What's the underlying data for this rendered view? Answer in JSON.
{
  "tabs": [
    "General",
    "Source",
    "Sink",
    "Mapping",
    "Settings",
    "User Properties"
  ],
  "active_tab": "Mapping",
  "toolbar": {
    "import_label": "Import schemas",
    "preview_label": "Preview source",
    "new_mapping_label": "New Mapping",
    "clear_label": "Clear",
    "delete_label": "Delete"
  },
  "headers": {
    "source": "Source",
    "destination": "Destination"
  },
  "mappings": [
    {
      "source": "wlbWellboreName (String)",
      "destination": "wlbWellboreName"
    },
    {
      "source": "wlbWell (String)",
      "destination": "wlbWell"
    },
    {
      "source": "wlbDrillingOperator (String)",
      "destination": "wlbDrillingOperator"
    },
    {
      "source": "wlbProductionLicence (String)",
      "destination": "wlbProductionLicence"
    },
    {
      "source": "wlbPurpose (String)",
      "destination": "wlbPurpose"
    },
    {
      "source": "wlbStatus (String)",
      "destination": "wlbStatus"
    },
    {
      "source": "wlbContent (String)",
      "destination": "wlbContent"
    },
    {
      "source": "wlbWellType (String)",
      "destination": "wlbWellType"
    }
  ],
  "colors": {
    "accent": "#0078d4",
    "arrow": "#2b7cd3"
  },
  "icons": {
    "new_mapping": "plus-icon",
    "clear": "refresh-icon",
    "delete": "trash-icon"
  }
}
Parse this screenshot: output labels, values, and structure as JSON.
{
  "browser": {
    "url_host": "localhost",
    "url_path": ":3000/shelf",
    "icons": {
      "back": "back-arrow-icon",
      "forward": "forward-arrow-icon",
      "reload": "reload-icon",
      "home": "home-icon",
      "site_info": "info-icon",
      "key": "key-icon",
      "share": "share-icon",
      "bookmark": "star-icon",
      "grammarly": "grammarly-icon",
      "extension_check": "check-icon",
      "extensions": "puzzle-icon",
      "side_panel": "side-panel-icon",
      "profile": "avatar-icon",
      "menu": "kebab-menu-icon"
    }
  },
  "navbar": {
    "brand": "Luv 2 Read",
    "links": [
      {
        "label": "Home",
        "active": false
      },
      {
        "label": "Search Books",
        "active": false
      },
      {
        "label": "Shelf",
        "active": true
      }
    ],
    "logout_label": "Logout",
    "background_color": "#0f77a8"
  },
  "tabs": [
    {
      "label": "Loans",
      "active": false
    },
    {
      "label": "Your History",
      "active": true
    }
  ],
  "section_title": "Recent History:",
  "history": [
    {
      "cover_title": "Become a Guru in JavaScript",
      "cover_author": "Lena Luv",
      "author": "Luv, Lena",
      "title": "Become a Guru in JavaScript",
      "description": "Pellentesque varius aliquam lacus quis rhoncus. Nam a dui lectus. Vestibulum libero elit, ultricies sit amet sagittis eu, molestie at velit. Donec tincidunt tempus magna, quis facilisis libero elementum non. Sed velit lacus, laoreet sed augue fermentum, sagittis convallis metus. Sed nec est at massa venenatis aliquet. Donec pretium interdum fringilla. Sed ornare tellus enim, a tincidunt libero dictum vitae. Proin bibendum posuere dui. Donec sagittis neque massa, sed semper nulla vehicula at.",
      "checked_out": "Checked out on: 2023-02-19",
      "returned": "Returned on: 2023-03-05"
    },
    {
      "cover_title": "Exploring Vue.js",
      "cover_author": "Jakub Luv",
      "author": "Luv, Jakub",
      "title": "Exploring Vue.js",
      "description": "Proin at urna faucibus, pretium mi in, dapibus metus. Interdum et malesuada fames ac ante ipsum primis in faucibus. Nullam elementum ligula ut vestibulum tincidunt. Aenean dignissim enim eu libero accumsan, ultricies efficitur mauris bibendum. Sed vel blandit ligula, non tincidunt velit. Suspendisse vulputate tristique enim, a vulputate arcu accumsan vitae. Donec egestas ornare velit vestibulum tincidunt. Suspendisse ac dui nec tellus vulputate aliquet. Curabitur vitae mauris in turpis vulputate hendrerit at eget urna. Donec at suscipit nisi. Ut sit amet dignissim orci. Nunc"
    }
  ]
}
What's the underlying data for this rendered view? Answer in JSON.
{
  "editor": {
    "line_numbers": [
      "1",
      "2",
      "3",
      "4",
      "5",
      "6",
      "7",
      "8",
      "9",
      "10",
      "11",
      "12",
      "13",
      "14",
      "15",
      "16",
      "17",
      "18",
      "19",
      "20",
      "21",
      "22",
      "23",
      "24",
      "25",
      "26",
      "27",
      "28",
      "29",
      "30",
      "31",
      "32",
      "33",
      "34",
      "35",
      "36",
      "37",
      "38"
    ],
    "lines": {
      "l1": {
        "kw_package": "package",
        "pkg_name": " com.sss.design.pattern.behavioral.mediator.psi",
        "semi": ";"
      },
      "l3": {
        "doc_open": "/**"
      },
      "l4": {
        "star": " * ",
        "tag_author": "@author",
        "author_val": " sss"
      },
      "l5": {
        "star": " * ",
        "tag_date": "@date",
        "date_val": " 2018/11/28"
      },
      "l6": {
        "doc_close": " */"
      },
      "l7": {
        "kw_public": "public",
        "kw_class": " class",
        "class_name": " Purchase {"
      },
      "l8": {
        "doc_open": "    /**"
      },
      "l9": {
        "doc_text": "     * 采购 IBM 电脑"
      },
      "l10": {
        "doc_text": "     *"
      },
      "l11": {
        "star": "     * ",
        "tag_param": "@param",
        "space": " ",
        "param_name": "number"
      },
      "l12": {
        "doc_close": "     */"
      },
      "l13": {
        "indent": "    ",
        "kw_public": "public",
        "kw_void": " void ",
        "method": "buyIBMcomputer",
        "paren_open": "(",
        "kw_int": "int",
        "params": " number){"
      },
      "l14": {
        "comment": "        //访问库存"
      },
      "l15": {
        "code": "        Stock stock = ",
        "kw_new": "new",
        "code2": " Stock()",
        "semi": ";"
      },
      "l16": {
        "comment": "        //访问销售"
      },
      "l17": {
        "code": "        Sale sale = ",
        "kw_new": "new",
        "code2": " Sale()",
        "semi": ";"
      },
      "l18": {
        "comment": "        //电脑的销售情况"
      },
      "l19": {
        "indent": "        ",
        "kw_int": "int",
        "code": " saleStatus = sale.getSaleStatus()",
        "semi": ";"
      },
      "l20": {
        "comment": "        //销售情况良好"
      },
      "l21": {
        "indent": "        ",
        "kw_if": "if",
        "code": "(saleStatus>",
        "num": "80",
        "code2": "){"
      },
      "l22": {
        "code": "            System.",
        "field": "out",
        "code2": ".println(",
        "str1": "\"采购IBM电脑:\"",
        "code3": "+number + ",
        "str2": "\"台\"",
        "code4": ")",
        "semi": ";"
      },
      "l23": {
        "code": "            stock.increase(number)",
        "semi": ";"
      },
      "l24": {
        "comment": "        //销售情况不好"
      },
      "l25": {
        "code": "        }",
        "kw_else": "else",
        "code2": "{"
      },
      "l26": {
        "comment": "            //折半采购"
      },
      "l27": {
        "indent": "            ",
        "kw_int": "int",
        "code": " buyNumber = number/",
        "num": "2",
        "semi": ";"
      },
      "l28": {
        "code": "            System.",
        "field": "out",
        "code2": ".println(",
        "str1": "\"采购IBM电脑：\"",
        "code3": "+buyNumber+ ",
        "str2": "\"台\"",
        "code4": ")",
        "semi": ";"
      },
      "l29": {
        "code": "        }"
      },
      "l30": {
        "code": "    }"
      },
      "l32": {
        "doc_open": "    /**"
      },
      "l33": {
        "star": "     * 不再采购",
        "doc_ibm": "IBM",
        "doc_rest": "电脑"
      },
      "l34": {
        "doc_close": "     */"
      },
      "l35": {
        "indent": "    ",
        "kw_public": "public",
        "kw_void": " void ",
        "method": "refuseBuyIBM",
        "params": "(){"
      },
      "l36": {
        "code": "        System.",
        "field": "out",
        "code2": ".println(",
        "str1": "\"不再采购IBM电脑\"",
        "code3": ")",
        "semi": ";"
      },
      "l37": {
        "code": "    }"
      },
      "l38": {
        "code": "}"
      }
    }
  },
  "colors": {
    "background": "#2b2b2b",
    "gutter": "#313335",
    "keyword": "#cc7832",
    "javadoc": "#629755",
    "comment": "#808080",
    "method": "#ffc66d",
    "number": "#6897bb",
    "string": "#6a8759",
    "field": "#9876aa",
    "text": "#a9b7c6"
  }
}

▬▬▬

| EXERCISE TASK |
Give nothing but the number of lines containing the string "star".

| EXERCISE RESULT |
5